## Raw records
+ + + + +

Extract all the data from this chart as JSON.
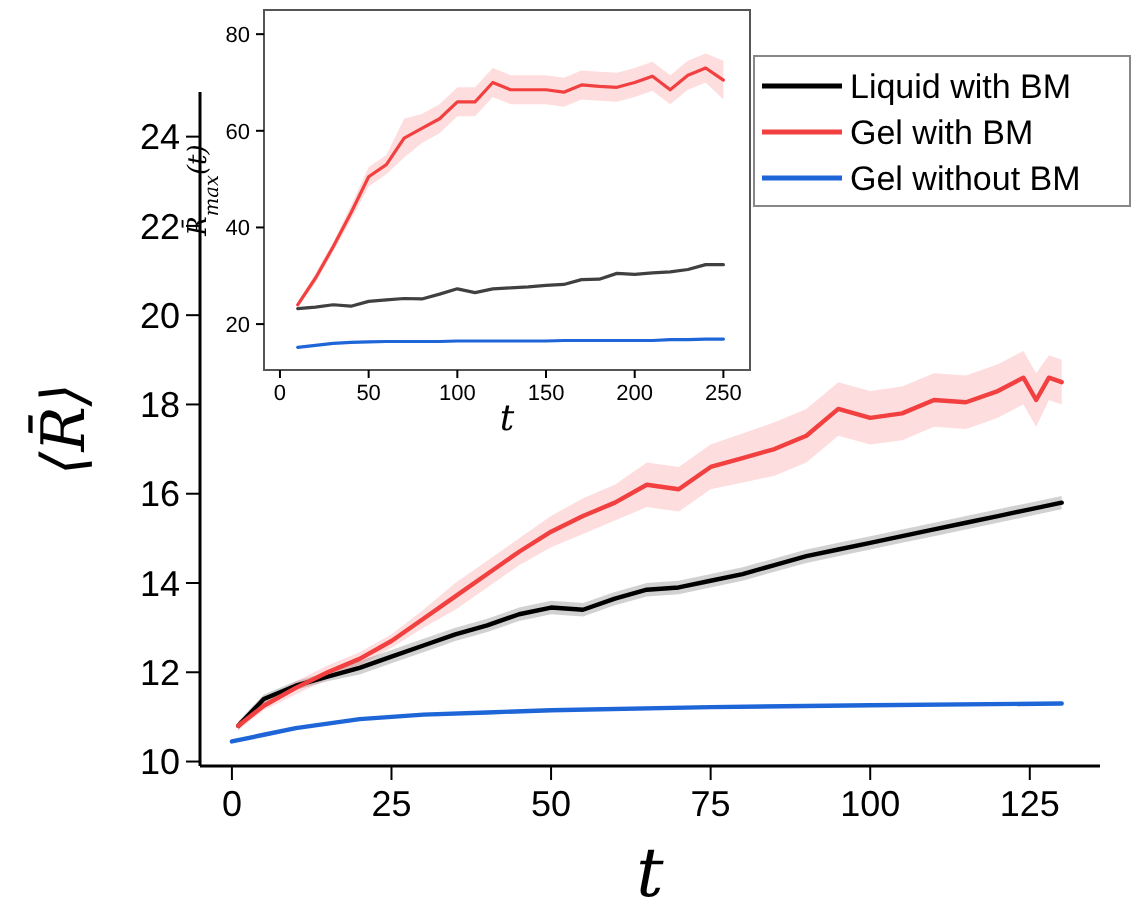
{
  "chart_data": [
    {
      "type": "line",
      "xlabel": "t",
      "ylabel": "⟨R̄⟩",
      "xlim": [
        -5,
        136
      ],
      "ylim": [
        9.9,
        25
      ],
      "xticks": [
        0,
        25,
        50,
        75,
        100,
        125
      ],
      "yticks": [
        10,
        12,
        14,
        16,
        18,
        20,
        22,
        24
      ],
      "legend": "top right",
      "grid": false,
      "marker": "none",
      "line_style": "solid",
      "series": [
        {
          "name": "Liquid with BM",
          "color": "#000000",
          "x": [
            1,
            5,
            10,
            15,
            20,
            25,
            30,
            35,
            40,
            45,
            50,
            55,
            60,
            65,
            70,
            75,
            80,
            85,
            90,
            95,
            100,
            105,
            110,
            115,
            120,
            125,
            130
          ],
          "values": [
            10.8,
            11.4,
            11.7,
            11.9,
            12.1,
            12.35,
            12.6,
            12.85,
            13.05,
            13.3,
            13.45,
            13.4,
            13.65,
            13.85,
            13.9,
            14.05,
            14.2,
            14.4,
            14.6,
            14.75,
            14.9,
            15.05,
            15.2,
            15.35,
            15.5,
            15.65,
            15.8
          ],
          "lower": [
            10.7,
            11.3,
            11.6,
            11.8,
            11.95,
            12.2,
            12.45,
            12.7,
            12.9,
            13.15,
            13.3,
            13.25,
            13.5,
            13.7,
            13.75,
            13.9,
            14.05,
            14.25,
            14.45,
            14.6,
            14.75,
            14.9,
            15.05,
            15.2,
            15.35,
            15.5,
            15.65
          ],
          "upper": [
            10.9,
            11.5,
            11.8,
            12.0,
            12.25,
            12.5,
            12.75,
            13.0,
            13.2,
            13.45,
            13.6,
            13.55,
            13.8,
            14.0,
            14.05,
            14.2,
            14.35,
            14.55,
            14.75,
            14.9,
            15.05,
            15.2,
            15.35,
            15.5,
            15.65,
            15.8,
            15.95
          ]
        },
        {
          "name": "Gel with BM",
          "color": "#f24040",
          "x": [
            1,
            5,
            10,
            15,
            20,
            25,
            30,
            35,
            40,
            45,
            50,
            55,
            60,
            65,
            70,
            75,
            80,
            85,
            90,
            95,
            100,
            105,
            110,
            115,
            120,
            124,
            126,
            128,
            130
          ],
          "values": [
            10.8,
            11.25,
            11.65,
            12.0,
            12.3,
            12.7,
            13.2,
            13.7,
            14.2,
            14.7,
            15.15,
            15.5,
            15.8,
            16.2,
            16.1,
            16.6,
            16.8,
            17.0,
            17.3,
            17.9,
            17.7,
            17.8,
            18.1,
            18.05,
            18.3,
            18.6,
            18.1,
            18.6,
            18.5
          ],
          "lower": [
            10.7,
            11.15,
            11.5,
            11.85,
            12.15,
            12.55,
            13.0,
            13.4,
            13.9,
            14.4,
            14.8,
            15.1,
            15.4,
            15.7,
            15.6,
            16.1,
            16.25,
            16.4,
            16.7,
            17.3,
            17.1,
            17.2,
            17.5,
            17.45,
            17.7,
            18.0,
            17.5,
            18.1,
            18.0
          ],
          "upper": [
            10.9,
            11.35,
            11.8,
            12.15,
            12.45,
            12.85,
            13.4,
            14.0,
            14.5,
            15.0,
            15.5,
            15.9,
            16.2,
            16.7,
            16.6,
            17.1,
            17.35,
            17.6,
            17.9,
            18.5,
            18.3,
            18.4,
            18.7,
            18.65,
            18.9,
            19.2,
            18.7,
            19.1,
            19.0
          ]
        },
        {
          "name": "Gel without BM",
          "color": "#1e66d8",
          "x": [
            0,
            5,
            10,
            15,
            20,
            30,
            40,
            50,
            75,
            100,
            130
          ],
          "values": [
            10.45,
            10.6,
            10.75,
            10.85,
            10.95,
            11.05,
            11.1,
            11.15,
            11.22,
            11.26,
            11.3
          ]
        }
      ]
    },
    {
      "type": "line",
      "xlabel": "t",
      "ylabel": "R̄$_{max}$(t)",
      "xlim": [
        -9,
        265
      ],
      "ylim": [
        10.5,
        85
      ],
      "xticks": [
        0,
        50,
        100,
        150,
        200,
        250
      ],
      "yticks": [
        20,
        40,
        60,
        80
      ],
      "legend": false,
      "grid": false,
      "marker": "none",
      "line_style": "solid",
      "series": [
        {
          "color": "#404040",
          "x": [
            10,
            20,
            30,
            40,
            50,
            60,
            70,
            80,
            90,
            100,
            110,
            120,
            130,
            140,
            150,
            160,
            170,
            180,
            190,
            200,
            210,
            220,
            230,
            240,
            250
          ],
          "values": [
            23.2,
            23.5,
            24,
            23.7,
            24.7,
            25,
            25.3,
            25.2,
            26.2,
            27.3,
            26.5,
            27.3,
            27.5,
            27.7,
            28,
            28.2,
            29.2,
            29.3,
            30.5,
            30.3,
            30.6,
            30.8,
            31.3,
            32.3,
            32.3
          ]
        },
        {
          "color": "#f24040",
          "x": [
            10,
            20,
            30,
            40,
            50,
            60,
            70,
            80,
            90,
            100,
            110,
            120,
            130,
            140,
            150,
            160,
            170,
            180,
            190,
            200,
            210,
            220,
            230,
            240,
            250
          ],
          "values": [
            24,
            29.5,
            36,
            43,
            50.5,
            53,
            58.5,
            60.5,
            62.5,
            66,
            66,
            70,
            68.5,
            68.5,
            68.5,
            68,
            69.5,
            69.2,
            69,
            70,
            71.3,
            68.5,
            71.5,
            73,
            70.5
          ],
          "lower": [
            23.5,
            28.5,
            35,
            41.5,
            48.5,
            51,
            54.5,
            57.5,
            59.5,
            63,
            63,
            67,
            65.5,
            65.5,
            65.5,
            65,
            66.5,
            66.2,
            66,
            67,
            68.3,
            65.5,
            68.5,
            70,
            66.5
          ],
          "upper": [
            24.5,
            30.5,
            37,
            44.5,
            52.5,
            55,
            62.5,
            63.5,
            65.5,
            69,
            69,
            73,
            71.5,
            71.5,
            71.5,
            71,
            72.5,
            72.2,
            72,
            73,
            74.3,
            71.5,
            74.5,
            76,
            74.5
          ]
        },
        {
          "color": "#1e66d8",
          "x": [
            10,
            20,
            30,
            40,
            50,
            60,
            70,
            80,
            90,
            100,
            110,
            120,
            130,
            140,
            150,
            160,
            170,
            180,
            190,
            200,
            210,
            220,
            230,
            240,
            250
          ],
          "values": [
            15.2,
            15.6,
            16,
            16.2,
            16.3,
            16.4,
            16.4,
            16.4,
            16.4,
            16.5,
            16.5,
            16.5,
            16.5,
            16.5,
            16.5,
            16.6,
            16.6,
            16.6,
            16.6,
            16.6,
            16.6,
            16.8,
            16.8,
            16.9,
            16.9
          ]
        }
      ]
    }
  ]
}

+ + + + +

## The task
In the material above, find the lines that contain "name" and show them.

## Answer to the exercise
          "name": "Liquid with BM",
          "name": "Gel with BM",
          "name": "Gel without BM",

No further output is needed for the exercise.